▸ **WRITTEN PROBLEM**:
Copy every record below exactly as written, but leave out the pictures.

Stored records

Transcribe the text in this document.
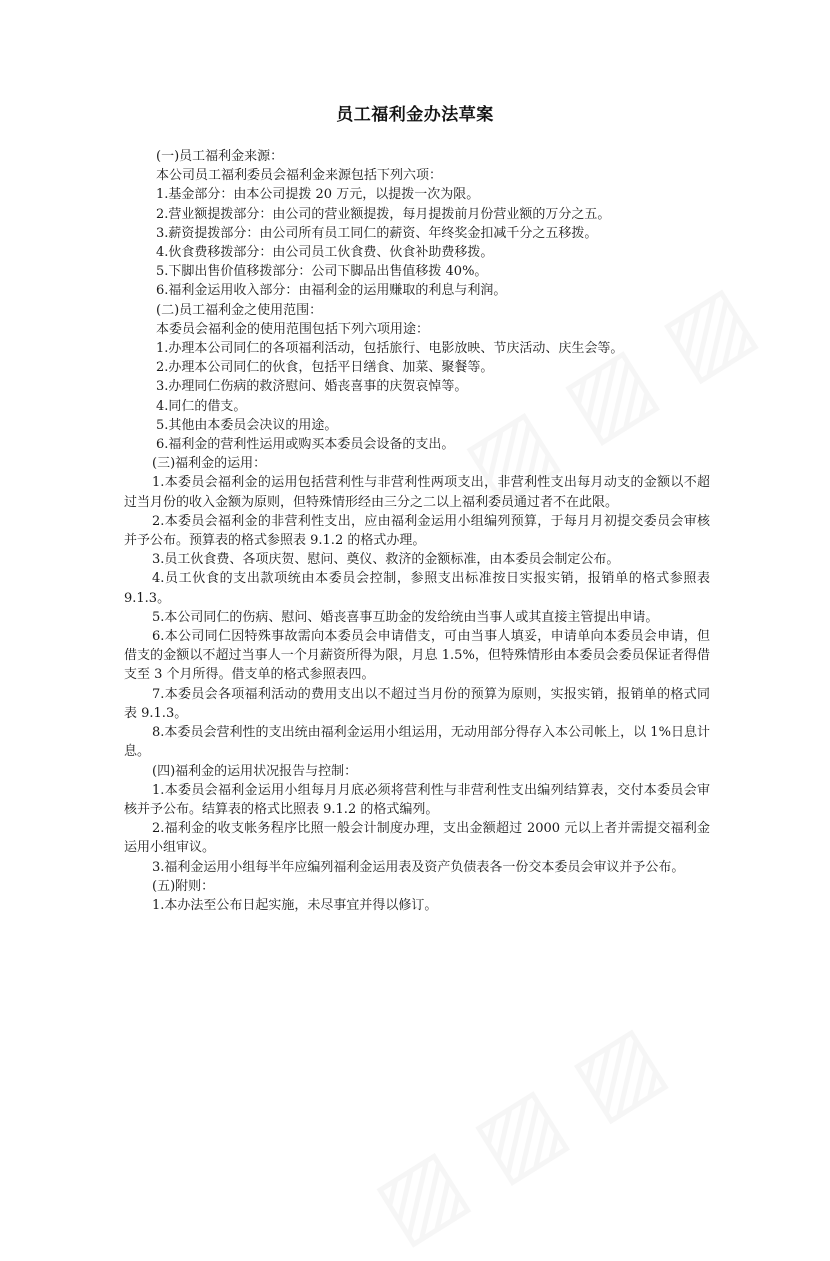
员工福利金办法草案

(一)员工福利金来源：

本公司员工福利委员会福利金来源包括下列六项：

1.基金部分：由本公司提拨 20 万元，以提拨一次为限。

2.营业额提拨部分：由公司的营业额提拨，每月提拨前月份营业额的万分之五。

3.薪资提拨部分：由公司所有员工同仁的薪资、年终奖金扣减千分之五移拨。

4.伙食费移拨部分：由公司员工伙食费、伙食补助费移拨。

5.下脚出售价值移拨部分：公司下脚品出售值移拨 40%。

6.福利金运用收入部分：由福利金的运用赚取的利息与利润。

(二)员工福利金之使用范围：

本委员会福利金的使用范围包括下列六项用途：

1.办理本公司同仁的各项福利活动，包括旅行、电影放映、节庆活动、庆生会等。

2.办理本公司同仁的伙食，包括平日缮食、加菜、聚餐等。

3.办理同仁伤病的救济慰问、婚丧喜事的庆贺哀悼等。

4.同仁的借支。

5.其他由本委员会决议的用途。

6.福利金的营利性运用或购买本委员会设备的支出。

(三)福利金的运用：

1.本委员会福利金的运用包括营利性与非营利性两项支出，非营利性支出每月动支的金额以不超过当月份的收入金额为原则，但特殊情形经由三分之二以上福利委员通过者不在此限。

2.本委员会福利金的非营利性支出，应由福利金运用小组编列预算，于每月月初提交委员会审核并予公布。预算表的格式参照表 9.1.2 的格式办理。

3.员工伙食费、各项庆贺、慰问、奠仪、救济的金额标准，由本委员会制定公布。

4.员工伙食的支出款项统由本委员会控制，参照支出标准按日实报实销，报销单的格式参照表 9.1.3。

5.本公司同仁的伤病、慰问、婚丧喜事互助金的发给统由当事人或其直接主管提出申请。

6.本公司同仁因特殊事故需向本委员会申请借支，可由当事人填妥，申请单向本委员会申请，但借支的金额以不超过当事人一个月薪资所得为限，月息 1.5%，但特殊情形由本委员会委员保证者得借支至 3 个月所得。借支单的格式参照表四。

7.本委员会各项福利活动的费用支出以不超过当月份的预算为原则，实报实销，报销单的格式同表 9.1.3。

8.本委员会营利性的支出统由福利金运用小组运用，无动用部分得存入本公司帐上，以 1%日息计息。

(四)福利金的运用状况报告与控制：

1.本委员会福利金运用小组每月月底必须将营利性与非营利性支出编列结算表，交付本委员会审核并予公布。结算表的格式比照表 9.1.2 的格式编列。

2.福利金的收支帐务程序比照一般会计制度办理，支出金额超过 2000 元以上者并需提交福利金运用小组审议。

3.福利金运用小组每半年应编列福利金运用表及资产负债表各一份交本委员会审议并予公布。

(五)附则：

1.本办法至公布日起实施，未尽事宜并得以修订。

▸ **FINISHED ANSWER**:
Transcribe the text in this document.
员工福利金办法草案

(一)员工福利金来源：

本公司员工福利委员会福利金来源包括下列六项：

1.基金部分：由本公司提拨 20 万元，以提拨一次为限。

2.营业额提拨部分：由公司的营业额提拨，每月提拨前月份营业额的万分之五。

3.薪资提拨部分：由公司所有员工同仁的薪资、年终奖金扣减千分之五移拨。

4.伙食费移拨部分：由公司员工伙食费、伙食补助费移拨。

5.下脚出售价值移拨部分：公司下脚品出售值移拨 40%。

6.福利金运用收入部分：由福利金的运用赚取的利息与利润。

(二)员工福利金之使用范围：

本委员会福利金的使用范围包括下列六项用途：

1.办理本公司同仁的各项福利活动，包括旅行、电影放映、节庆活动、庆生会等。

2.办理本公司同仁的伙食，包括平日缮食、加菜、聚餐等。

3.办理同仁伤病的救济慰问、婚丧喜事的庆贺哀悼等。

4.同仁的借支。

5.其他由本委员会决议的用途。

6.福利金的营利性运用或购买本委员会设备的支出。

(三)福利金的运用：

1.本委员会福利金的运用包括营利性与非营利性两项支出，非营利性支出每月动支的金额以不超过当月份的收入金额为原则，但特殊情形经由三分之二以上福利委员通过者不在此限。

2.本委员会福利金的非营利性支出，应由福利金运用小组编列预算，于每月月初提交委员会审核并予公布。预算表的格式参照表 9.1.2 的格式办理。

3.员工伙食费、各项庆贺、慰问、奠仪、救济的金额标准，由本委员会制定公布。

4.员工伙食的支出款项统由本委员会控制，参照支出标准按日实报实销，报销单的格式参照表 9.1.3。

5.本公司同仁的伤病、慰问、婚丧喜事互助金的发给统由当事人或其直接主管提出申请。

6.本公司同仁因特殊事故需向本委员会申请借支，可由当事人填妥，申请单向本委员会申请，但借支的金额以不超过当事人一个月薪资所得为限，月息 1.5%，但特殊情形由本委员会委员保证者得借支至 3 个月所得。借支单的格式参照表四。

7.本委员会各项福利活动的费用支出以不超过当月份的预算为原则，实报实销，报销单的格式同表 9.1.3。

8.本委员会营利性的支出统由福利金运用小组运用，无动用部分得存入本公司帐上，以 1%日息计息。

(四)福利金的运用状况报告与控制：

1.本委员会福利金运用小组每月月底必须将营利性与非营利性支出编列结算表，交付本委员会审核并予公布。结算表的格式比照表 9.1.2 的格式编列。

2.福利金的收支帐务程序比照一般会计制度办理，支出金额超过 2000 元以上者并需提交福利金运用小组审议。

3.福利金运用小组每半年应编列福利金运用表及资产负债表各一份交本委员会审议并予公布。

(五)附则：

1.本办法至公布日起实施，未尽事宜并得以修订。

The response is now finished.